** DIRECTIONS FOR THIS TASK **
Return the records, each one exactly as written.
begin
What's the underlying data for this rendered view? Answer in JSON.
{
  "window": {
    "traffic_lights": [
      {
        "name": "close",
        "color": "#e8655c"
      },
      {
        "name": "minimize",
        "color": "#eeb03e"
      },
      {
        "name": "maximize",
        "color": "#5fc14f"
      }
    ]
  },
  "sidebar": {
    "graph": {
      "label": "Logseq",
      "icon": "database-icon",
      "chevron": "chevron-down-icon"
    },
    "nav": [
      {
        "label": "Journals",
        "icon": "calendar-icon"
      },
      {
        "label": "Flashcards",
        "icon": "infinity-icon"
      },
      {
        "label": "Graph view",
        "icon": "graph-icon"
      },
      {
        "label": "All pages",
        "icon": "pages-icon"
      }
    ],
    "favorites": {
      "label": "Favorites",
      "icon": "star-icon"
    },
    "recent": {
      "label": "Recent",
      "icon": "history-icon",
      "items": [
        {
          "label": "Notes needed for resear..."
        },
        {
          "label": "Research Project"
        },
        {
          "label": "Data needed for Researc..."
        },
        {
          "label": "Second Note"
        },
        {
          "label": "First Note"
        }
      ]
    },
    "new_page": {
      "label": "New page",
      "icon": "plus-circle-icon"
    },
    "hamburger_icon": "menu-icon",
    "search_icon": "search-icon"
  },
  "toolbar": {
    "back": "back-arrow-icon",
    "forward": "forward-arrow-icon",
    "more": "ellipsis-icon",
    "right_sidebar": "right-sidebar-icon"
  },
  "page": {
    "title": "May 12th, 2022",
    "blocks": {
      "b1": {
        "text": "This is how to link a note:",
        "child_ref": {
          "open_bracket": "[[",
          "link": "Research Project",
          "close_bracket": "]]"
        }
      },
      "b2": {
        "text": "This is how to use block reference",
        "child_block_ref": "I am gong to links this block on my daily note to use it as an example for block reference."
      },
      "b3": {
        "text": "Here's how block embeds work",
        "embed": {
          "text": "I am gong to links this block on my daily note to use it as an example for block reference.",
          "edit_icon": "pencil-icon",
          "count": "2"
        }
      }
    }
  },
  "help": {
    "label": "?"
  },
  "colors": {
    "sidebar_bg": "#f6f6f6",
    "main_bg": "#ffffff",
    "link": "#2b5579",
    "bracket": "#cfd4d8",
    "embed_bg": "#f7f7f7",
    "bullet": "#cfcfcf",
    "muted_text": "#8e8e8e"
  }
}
end
** SOLUTION FOR THIS TASK **
What's the underlying data for this rendered view? Answer in JSON.
{
  "window": {
    "traffic_lights": [
      {
        "name": "close",
        "color": "#e8655c"
      },
      {
        "name": "minimize",
        "color": "#eeb03e"
      },
      {
        "name": "maximize",
        "color": "#5fc14f"
      }
    ]
  },
  "sidebar": {
    "graph": {
      "label": "Logseq",
      "icon": "database-icon",
      "chevron": "chevron-down-icon"
    },
    "nav": [
      {
        "label": "Journals",
        "icon": "calendar-icon"
      },
      {
        "label": "Flashcards",
        "icon": "infinity-icon"
      },
      {
        "label": "Graph view",
        "icon": "graph-icon"
      },
      {
        "label": "All pages",
        "icon": "pages-icon"
      }
    ],
    "favorites": {
      "label": "Favorites",
      "icon": "star-icon"
    },
    "recent": {
      "label": "Recent",
      "icon": "history-icon",
      "items": [
        {
          "label": "Notes needed for resear..."
        },
        {
          "label": "Research Project"
        },
        {
          "label": "Data needed for Researc..."
        },
        {
          "label": "Second Note"
        },
        {
          "label": "First Note"
        }
      ]
    },
    "new_page": {
      "label": "New page",
      "icon": "plus-circle-icon"
    },
    "hamburger_icon": "menu-icon",
    "search_icon": "search-icon"
  },
  "toolbar": {
    "back": "back-arrow-icon",
    "forward": "forward-arrow-icon",
    "more": "ellipsis-icon",
    "right_sidebar": "right-sidebar-icon"
  },
  "page": {
    "title": "May 12th, 2022",
    "blocks": {
      "b1": {
        "text": "This is how to link a note:",
        "child_ref": {
          "open_bracket": "[[",
          "link": "Research Project",
          "close_bracket": "]]"
        }
      },
      "b2": {
        "text": "This is how to use block reference",
        "child_block_ref": "I am gong to links this block on my daily note to use it as an example for block reference."
      },
      "b3": {
        "text": "Here's how block embeds work",
        "embed": {
          "text": "I am gong to links this block on my daily note to use it as an example for block reference.",
          "edit_icon": "pencil-icon",
          "count": "2"
        }
      }
    }
  },
  "help": {
    "label": "?"
  },
  "colors": {
    "sidebar_bg": "#f6f6f6",
    "main_bg": "#ffffff",
    "link": "#2b5579",
    "bracket": "#cfd4d8",
    "embed_bg": "#f7f7f7",
    "bullet": "#cfcfcf",
    "muted_text": "#8e8e8e"
  }
}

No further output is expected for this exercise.